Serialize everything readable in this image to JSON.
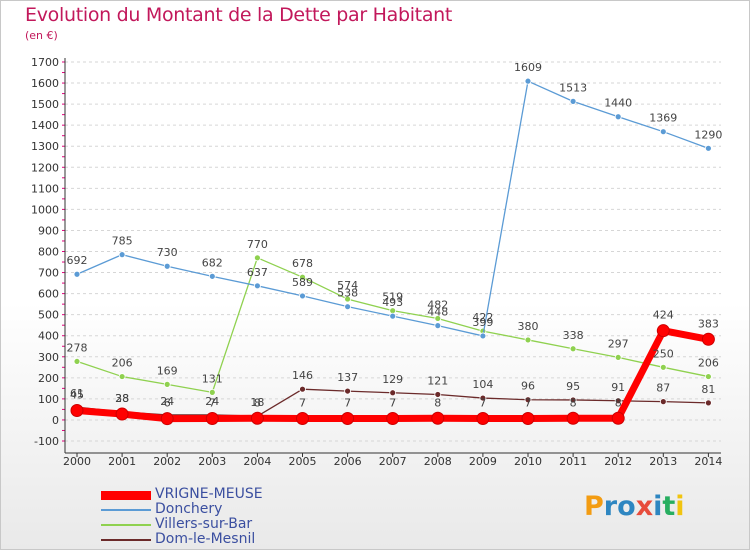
{
  "chart_data": {
    "type": "line",
    "title": "Evolution du Montant de la Dette par Habitant",
    "subtitle": "(en €)",
    "x": [
      "2000",
      "2001",
      "2002",
      "2003",
      "2004",
      "2005",
      "2006",
      "2007",
      "2008",
      "2009",
      "2010",
      "2011",
      "2012",
      "2013",
      "2014"
    ],
    "ylim": [
      -100,
      1700
    ],
    "yticks": [
      -100,
      0,
      100,
      200,
      300,
      400,
      500,
      600,
      700,
      800,
      900,
      1000,
      1100,
      1200,
      1300,
      1400,
      1500,
      1600,
      1700
    ],
    "grid": "horizontal",
    "legend_position": "bottom-left",
    "series": [
      {
        "name": "VRIGNE-MEUSE",
        "color": "#ff0000",
        "values": [
          45,
          28,
          6,
          7,
          8,
          7,
          7,
          7,
          8,
          7,
          7,
          8,
          8,
          424,
          383
        ],
        "labels": [
          "45",
          "28",
          "6",
          "7",
          "8",
          "7",
          "7",
          "7",
          "8",
          "7",
          "7",
          "8",
          "8",
          "424",
          "383"
        ]
      },
      {
        "name": "Donchery",
        "color": "#5b9bd5",
        "values": [
          692,
          785,
          730,
          682,
          637,
          589,
          538,
          493,
          448,
          399,
          1609,
          1513,
          1440,
          1369,
          1290
        ],
        "labels": [
          "692",
          "785",
          "730",
          "682",
          "637",
          "589",
          "538",
          "493",
          "448",
          "399",
          "1609",
          "1513",
          "1440",
          "1369",
          "1290"
        ]
      },
      {
        "name": "Villers-sur-Bar",
        "color": "#8fd14f",
        "values": [
          278,
          206,
          169,
          131,
          770,
          678,
          574,
          519,
          482,
          422,
          380,
          338,
          297,
          250,
          206
        ],
        "labels": [
          "278",
          "206",
          "169",
          "131",
          "770",
          "678",
          "574",
          "519",
          "482",
          "422",
          "380",
          "338",
          "297",
          "250",
          "206"
        ]
      },
      {
        "name": "Dom-le-Mesnil",
        "color": "#6b2a2a",
        "values": [
          61,
          38,
          24,
          24,
          18,
          146,
          137,
          129,
          121,
          104,
          96,
          95,
          91,
          87,
          81
        ],
        "labels": [
          "61",
          "38",
          "24",
          "24",
          "18",
          "146",
          "137",
          "129",
          "121",
          "104",
          "96",
          "95",
          "91",
          "87",
          "81"
        ]
      }
    ]
  },
  "brand": {
    "logo_text": "Proxiti"
  }
}
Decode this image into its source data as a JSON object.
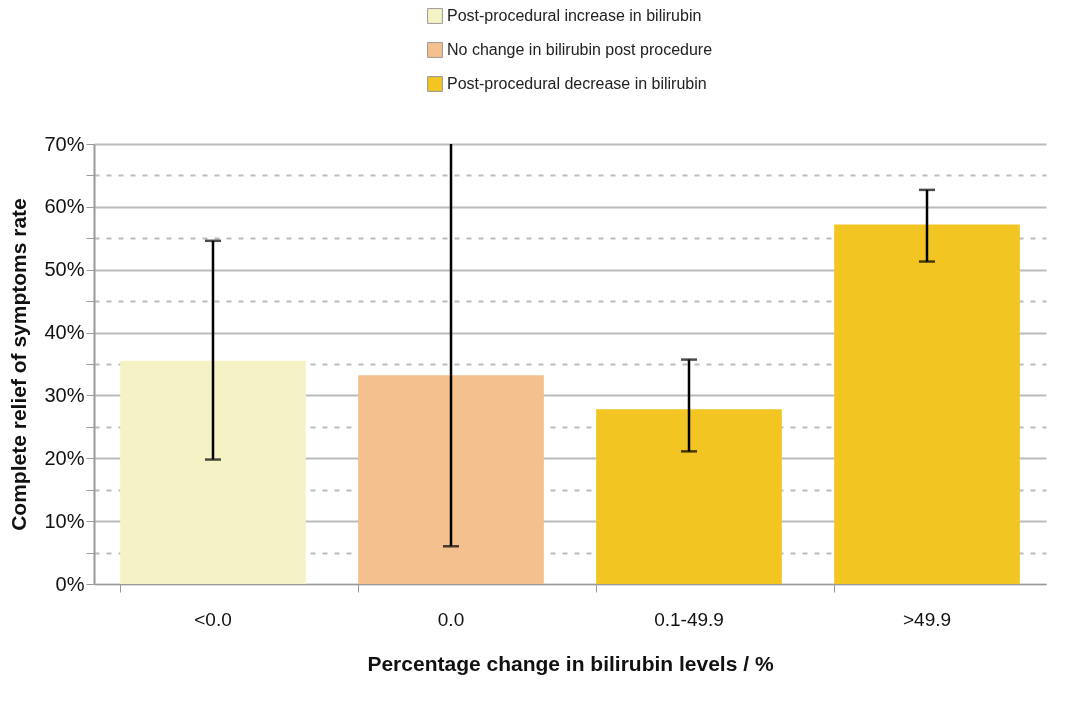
{
  "chart_data": {
    "type": "bar",
    "xlabel": "Percentage change in bilirubin levels / %",
    "ylabel": "Complete relief of symptoms rate",
    "categories": [
      "<0.0",
      "0.0",
      "0.1-49.9",
      ">49.9"
    ],
    "series": [
      {
        "name": "Post-procedural increase in bilirubin",
        "color": "#f5f3c6",
        "values": [
          35.5,
          null,
          null,
          null
        ],
        "errors": [
          [
            19.8,
            54.6
          ],
          null,
          null,
          null
        ]
      },
      {
        "name": "No change in bilirubin post procedure",
        "color": "#f4c08e",
        "values": [
          null,
          33.2,
          null,
          null
        ],
        "errors": [
          null,
          [
            6.0,
            70
          ],
          null,
          null
        ]
      },
      {
        "name": "Post-procedural decrease in bilirubin",
        "color": "#f2c522",
        "values": [
          null,
          null,
          27.8,
          57.2
        ],
        "errors": [
          null,
          null,
          [
            21.1,
            35.7
          ],
          [
            51.3,
            62.7
          ]
        ]
      }
    ],
    "ylim": [
      0,
      70
    ],
    "yticks": [
      {
        "value": 0,
        "label": "0%"
      },
      {
        "value": 5,
        "label": null
      },
      {
        "value": 10,
        "label": "10%"
      },
      {
        "value": 15,
        "label": null
      },
      {
        "value": 20,
        "label": "20%"
      },
      {
        "value": 25,
        "label": null
      },
      {
        "value": 30,
        "label": "30%"
      },
      {
        "value": 35,
        "label": null
      },
      {
        "value": 40,
        "label": "40%"
      },
      {
        "value": 45,
        "label": null
      },
      {
        "value": 50,
        "label": "50%"
      },
      {
        "value": 55,
        "label": null
      },
      {
        "value": 60,
        "label": "60%"
      },
      {
        "value": 65,
        "label": null
      },
      {
        "value": 70,
        "label": "70%"
      }
    ],
    "grid": "y",
    "legend": "top"
  }
}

__PROBLEM__
Output the records above exactly as they are, leaving out the pictures.

__WRITTEN RESPONSE__
Serialize everything readable in this image to JSON.
{
  "chart_data": {
    "type": "line",
    "title": "Evolution du Montant de la Dette par Habitant",
    "subtitle": "(en €)",
    "x": [
      "2000",
      "2001",
      "2002",
      "2003",
      "2004",
      "2005",
      "2006",
      "2007",
      "2008",
      "2009",
      "2010",
      "2011",
      "2012",
      "2013",
      "2014"
    ],
    "ylim": [
      -100,
      1700
    ],
    "yticks": [
      -100,
      0,
      100,
      200,
      300,
      400,
      500,
      600,
      700,
      800,
      900,
      1000,
      1100,
      1200,
      1300,
      1400,
      1500,
      1600,
      1700
    ],
    "grid": "horizontal",
    "legend_position": "bottom-left",
    "series": [
      {
        "name": "VRIGNE-MEUSE",
        "color": "#ff0000",
        "values": [
          45,
          28,
          6,
          7,
          8,
          7,
          7,
          7,
          8,
          7,
          7,
          8,
          8,
          424,
          383
        ],
        "labels": [
          "45",
          "28",
          "6",
          "7",
          "8",
          "7",
          "7",
          "7",
          "8",
          "7",
          "7",
          "8",
          "8",
          "424",
          "383"
        ]
      },
      {
        "name": "Donchery",
        "color": "#5b9bd5",
        "values": [
          692,
          785,
          730,
          682,
          637,
          589,
          538,
          493,
          448,
          399,
          1609,
          1513,
          1440,
          1369,
          1290
        ],
        "labels": [
          "692",
          "785",
          "730",
          "682",
          "637",
          "589",
          "538",
          "493",
          "448",
          "399",
          "1609",
          "1513",
          "1440",
          "1369",
          "1290"
        ]
      },
      {
        "name": "Villers-sur-Bar",
        "color": "#8fd14f",
        "values": [
          278,
          206,
          169,
          131,
          770,
          678,
          574,
          519,
          482,
          422,
          380,
          338,
          297,
          250,
          206
        ],
        "labels": [
          "278",
          "206",
          "169",
          "131",
          "770",
          "678",
          "574",
          "519",
          "482",
          "422",
          "380",
          "338",
          "297",
          "250",
          "206"
        ]
      },
      {
        "name": "Dom-le-Mesnil",
        "color": "#6b2a2a",
        "values": [
          61,
          38,
          24,
          24,
          18,
          146,
          137,
          129,
          121,
          104,
          96,
          95,
          91,
          87,
          81
        ],
        "labels": [
          "61",
          "38",
          "24",
          "24",
          "18",
          "146",
          "137",
          "129",
          "121",
          "104",
          "96",
          "95",
          "91",
          "87",
          "81"
        ]
      }
    ]
  },
  "brand": {
    "logo_text": "Proxiti"
  }
}
Decode this image into its source data as a JSON object.
{
  "chart_data": {
    "type": "bar",
    "xlabel": "Percentage change in bilirubin levels / %",
    "ylabel": "Complete relief of symptoms rate",
    "categories": [
      "<0.0",
      "0.0",
      "0.1-49.9",
      ">49.9"
    ],
    "series": [
      {
        "name": "Post-procedural increase in bilirubin",
        "color": "#f5f3c6",
        "values": [
          35.5,
          null,
          null,
          null
        ],
        "errors": [
          [
            19.8,
            54.6
          ],
          null,
          null,
          null
        ]
      },
      {
        "name": "No change in bilirubin post procedure",
        "color": "#f4c08e",
        "values": [
          null,
          33.2,
          null,
          null
        ],
        "errors": [
          null,
          [
            6.0,
            70
          ],
          null,
          null
        ]
      },
      {
        "name": "Post-procedural decrease in bilirubin",
        "color": "#f2c522",
        "values": [
          null,
          null,
          27.8,
          57.2
        ],
        "errors": [
          null,
          null,
          [
            21.1,
            35.7
          ],
          [
            51.3,
            62.7
          ]
        ]
      }
    ],
    "ylim": [
      0,
      70
    ],
    "yticks": [
      {
        "value": 0,
        "label": "0%"
      },
      {
        "value": 5,
        "label": null
      },
      {
        "value": 10,
        "label": "10%"
      },
      {
        "value": 15,
        "label": null
      },
      {
        "value": 20,
        "label": "20%"
      },
      {
        "value": 25,
        "label": null
      },
      {
        "value": 30,
        "label": "30%"
      },
      {
        "value": 35,
        "label": null
      },
      {
        "value": 40,
        "label": "40%"
      },
      {
        "value": 45,
        "label": null
      },
      {
        "value": 50,
        "label": "50%"
      },
      {
        "value": 55,
        "label": null
      },
      {
        "value": 60,
        "label": "60%"
      },
      {
        "value": 65,
        "label": null
      },
      {
        "value": 70,
        "label": "70%"
      }
    ],
    "grid": "y",
    "legend": "top"
  }
}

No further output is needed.